#### GIVEN EXERCISE:
Copy out every record below with complete accuracy.

>> START DATA PROVIDED

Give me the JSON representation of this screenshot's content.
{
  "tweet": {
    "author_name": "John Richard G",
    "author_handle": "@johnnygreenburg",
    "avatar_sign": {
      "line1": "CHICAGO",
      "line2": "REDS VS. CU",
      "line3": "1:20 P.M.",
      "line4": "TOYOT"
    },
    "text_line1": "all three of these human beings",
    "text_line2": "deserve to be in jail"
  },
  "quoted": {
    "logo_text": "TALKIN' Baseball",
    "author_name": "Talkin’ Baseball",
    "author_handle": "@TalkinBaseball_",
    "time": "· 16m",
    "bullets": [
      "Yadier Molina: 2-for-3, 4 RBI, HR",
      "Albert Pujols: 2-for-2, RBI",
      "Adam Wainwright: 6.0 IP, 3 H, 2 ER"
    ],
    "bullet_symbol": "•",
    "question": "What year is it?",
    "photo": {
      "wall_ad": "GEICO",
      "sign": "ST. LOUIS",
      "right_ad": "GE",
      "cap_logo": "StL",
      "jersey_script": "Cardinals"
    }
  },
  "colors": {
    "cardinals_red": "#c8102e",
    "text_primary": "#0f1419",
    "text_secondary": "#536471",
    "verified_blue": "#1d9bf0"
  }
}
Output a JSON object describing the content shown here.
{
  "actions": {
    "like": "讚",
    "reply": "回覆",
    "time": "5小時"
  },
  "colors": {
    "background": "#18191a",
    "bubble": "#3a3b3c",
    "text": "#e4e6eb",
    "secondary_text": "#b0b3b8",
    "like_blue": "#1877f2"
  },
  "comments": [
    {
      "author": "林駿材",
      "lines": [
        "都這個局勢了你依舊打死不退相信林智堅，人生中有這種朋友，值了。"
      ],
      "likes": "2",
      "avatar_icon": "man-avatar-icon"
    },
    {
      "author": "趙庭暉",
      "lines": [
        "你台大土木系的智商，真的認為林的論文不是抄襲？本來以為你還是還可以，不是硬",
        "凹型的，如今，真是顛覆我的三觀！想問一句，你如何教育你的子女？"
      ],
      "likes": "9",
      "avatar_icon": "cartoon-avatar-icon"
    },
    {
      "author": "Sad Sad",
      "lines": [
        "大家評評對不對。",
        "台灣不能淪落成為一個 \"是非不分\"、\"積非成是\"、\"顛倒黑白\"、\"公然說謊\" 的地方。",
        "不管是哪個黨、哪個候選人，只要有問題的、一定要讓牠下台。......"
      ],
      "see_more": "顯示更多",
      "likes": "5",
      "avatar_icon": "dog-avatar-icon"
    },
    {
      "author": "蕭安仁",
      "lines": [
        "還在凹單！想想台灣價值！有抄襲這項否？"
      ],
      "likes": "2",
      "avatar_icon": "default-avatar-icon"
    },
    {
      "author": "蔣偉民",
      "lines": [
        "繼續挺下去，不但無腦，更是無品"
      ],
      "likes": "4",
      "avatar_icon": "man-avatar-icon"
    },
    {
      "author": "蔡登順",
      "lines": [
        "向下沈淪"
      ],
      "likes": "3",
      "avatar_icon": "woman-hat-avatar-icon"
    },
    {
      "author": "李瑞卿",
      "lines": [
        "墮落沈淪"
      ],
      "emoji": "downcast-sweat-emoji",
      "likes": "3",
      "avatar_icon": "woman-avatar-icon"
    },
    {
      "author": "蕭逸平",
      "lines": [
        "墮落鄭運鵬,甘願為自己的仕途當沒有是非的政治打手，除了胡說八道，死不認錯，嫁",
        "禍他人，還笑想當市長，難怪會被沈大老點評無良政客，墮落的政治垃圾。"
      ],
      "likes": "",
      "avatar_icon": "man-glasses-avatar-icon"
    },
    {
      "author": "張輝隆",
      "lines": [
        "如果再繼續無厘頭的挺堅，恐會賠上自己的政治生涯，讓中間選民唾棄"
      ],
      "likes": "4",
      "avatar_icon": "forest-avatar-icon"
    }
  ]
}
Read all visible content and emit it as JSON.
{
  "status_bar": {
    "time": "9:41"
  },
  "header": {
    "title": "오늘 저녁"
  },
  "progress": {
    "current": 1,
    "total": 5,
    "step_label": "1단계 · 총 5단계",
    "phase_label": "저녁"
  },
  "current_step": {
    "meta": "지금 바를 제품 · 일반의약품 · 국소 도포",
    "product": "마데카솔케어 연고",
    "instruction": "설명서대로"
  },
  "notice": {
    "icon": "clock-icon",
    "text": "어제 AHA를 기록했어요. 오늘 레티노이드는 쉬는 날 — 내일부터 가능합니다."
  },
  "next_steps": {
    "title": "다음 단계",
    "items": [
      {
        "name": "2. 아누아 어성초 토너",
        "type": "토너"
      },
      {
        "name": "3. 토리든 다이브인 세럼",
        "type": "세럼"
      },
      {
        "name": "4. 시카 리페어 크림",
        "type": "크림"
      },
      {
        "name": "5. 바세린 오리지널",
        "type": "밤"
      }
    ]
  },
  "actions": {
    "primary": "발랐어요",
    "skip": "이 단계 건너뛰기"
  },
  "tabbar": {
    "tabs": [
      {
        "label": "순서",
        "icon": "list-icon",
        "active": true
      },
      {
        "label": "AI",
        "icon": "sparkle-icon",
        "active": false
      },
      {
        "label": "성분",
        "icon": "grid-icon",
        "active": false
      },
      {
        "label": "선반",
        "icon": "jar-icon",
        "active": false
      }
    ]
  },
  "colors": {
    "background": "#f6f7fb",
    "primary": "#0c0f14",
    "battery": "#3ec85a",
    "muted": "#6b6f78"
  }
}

>> END DATA PROVIDED

#### TASK OUTPUT:
Give me the JSON representation of this screenshot's content.
{
  "tweet": {
    "author_name": "John Richard G",
    "author_handle": "@johnnygreenburg",
    "avatar_sign": {
      "line1": "CHICAGO",
      "line2": "REDS VS. CU",
      "line3": "1:20 P.M.",
      "line4": "TOYOT"
    },
    "text_line1": "all three of these human beings",
    "text_line2": "deserve to be in jail"
  },
  "quoted": {
    "logo_text": "TALKIN' Baseball",
    "author_name": "Talkin’ Baseball",
    "author_handle": "@TalkinBaseball_",
    "time": "· 16m",
    "bullets": [
      "Yadier Molina: 2-for-3, 4 RBI, HR",
      "Albert Pujols: 2-for-2, RBI",
      "Adam Wainwright: 6.0 IP, 3 H, 2 ER"
    ],
    "bullet_symbol": "•",
    "question": "What year is it?",
    "photo": {
      "wall_ad": "GEICO",
      "sign": "ST. LOUIS",
      "right_ad": "GE",
      "cap_logo": "StL",
      "jersey_script": "Cardinals"
    }
  },
  "colors": {
    "cardinals_red": "#c8102e",
    "text_primary": "#0f1419",
    "text_secondary": "#536471",
    "verified_blue": "#1d9bf0"
  }
}
Output a JSON object describing the content shown here.
{
  "actions": {
    "like": "讚",
    "reply": "回覆",
    "time": "5小時"
  },
  "colors": {
    "background": "#18191a",
    "bubble": "#3a3b3c",
    "text": "#e4e6eb",
    "secondary_text": "#b0b3b8",
    "like_blue": "#1877f2"
  },
  "comments": [
    {
      "author": "林駿材",
      "lines": [
        "都這個局勢了你依舊打死不退相信林智堅，人生中有這種朋友，值了。"
      ],
      "likes": "2",
      "avatar_icon": "man-avatar-icon"
    },
    {
      "author": "趙庭暉",
      "lines": [
        "你台大土木系的智商，真的認為林的論文不是抄襲？本來以為你還是還可以，不是硬",
        "凹型的，如今，真是顛覆我的三觀！想問一句，你如何教育你的子女？"
      ],
      "likes": "9",
      "avatar_icon": "cartoon-avatar-icon"
    },
    {
      "author": "Sad Sad",
      "lines": [
        "大家評評對不對。",
        "台灣不能淪落成為一個 \"是非不分\"、\"積非成是\"、\"顛倒黑白\"、\"公然說謊\" 的地方。",
        "不管是哪個黨、哪個候選人，只要有問題的、一定要讓牠下台。......"
      ],
      "see_more": "顯示更多",
      "likes": "5",
      "avatar_icon": "dog-avatar-icon"
    },
    {
      "author": "蕭安仁",
      "lines": [
        "還在凹單！想想台灣價值！有抄襲這項否？"
      ],
      "likes": "2",
      "avatar_icon": "default-avatar-icon"
    },
    {
      "author": "蔣偉民",
      "lines": [
        "繼續挺下去，不但無腦，更是無品"
      ],
      "likes": "4",
      "avatar_icon": "man-avatar-icon"
    },
    {
      "author": "蔡登順",
      "lines": [
        "向下沈淪"
      ],
      "likes": "3",
      "avatar_icon": "woman-hat-avatar-icon"
    },
    {
      "author": "李瑞卿",
      "lines": [
        "墮落沈淪"
      ],
      "emoji": "downcast-sweat-emoji",
      "likes": "3",
      "avatar_icon": "woman-avatar-icon"
    },
    {
      "author": "蕭逸平",
      "lines": [
        "墮落鄭運鵬,甘願為自己的仕途當沒有是非的政治打手，除了胡說八道，死不認錯，嫁",
        "禍他人，還笑想當市長，難怪會被沈大老點評無良政客，墮落的政治垃圾。"
      ],
      "likes": "",
      "avatar_icon": "man-glasses-avatar-icon"
    },
    {
      "author": "張輝隆",
      "lines": [
        "如果再繼續無厘頭的挺堅，恐會賠上自己的政治生涯，讓中間選民唾棄"
      ],
      "likes": "4",
      "avatar_icon": "forest-avatar-icon"
    }
  ]
}
Read all visible content and emit it as JSON.
{
  "status_bar": {
    "time": "9:41"
  },
  "header": {
    "title": "오늘 저녁"
  },
  "progress": {
    "current": 1,
    "total": 5,
    "step_label": "1단계 · 총 5단계",
    "phase_label": "저녁"
  },
  "current_step": {
    "meta": "지금 바를 제품 · 일반의약품 · 국소 도포",
    "product": "마데카솔케어 연고",
    "instruction": "설명서대로"
  },
  "notice": {
    "icon": "clock-icon",
    "text": "어제 AHA를 기록했어요. 오늘 레티노이드는 쉬는 날 — 내일부터 가능합니다."
  },
  "next_steps": {
    "title": "다음 단계",
    "items": [
      {
        "name": "2. 아누아 어성초 토너",
        "type": "토너"
      },
      {
        "name": "3. 토리든 다이브인 세럼",
        "type": "세럼"
      },
      {
        "name": "4. 시카 리페어 크림",
        "type": "크림"
      },
      {
        "name": "5. 바세린 오리지널",
        "type": "밤"
      }
    ]
  },
  "actions": {
    "primary": "발랐어요",
    "skip": "이 단계 건너뛰기"
  },
  "tabbar": {
    "tabs": [
      {
        "label": "순서",
        "icon": "list-icon",
        "active": true
      },
      {
        "label": "AI",
        "icon": "sparkle-icon",
        "active": false
      },
      {
        "label": "성분",
        "icon": "grid-icon",
        "active": false
      },
      {
        "label": "선반",
        "icon": "jar-icon",
        "active": false
      }
    ]
  },
  "colors": {
    "background": "#f6f7fb",
    "primary": "#0c0f14",
    "battery": "#3ec85a",
    "muted": "#6b6f78"
  }
}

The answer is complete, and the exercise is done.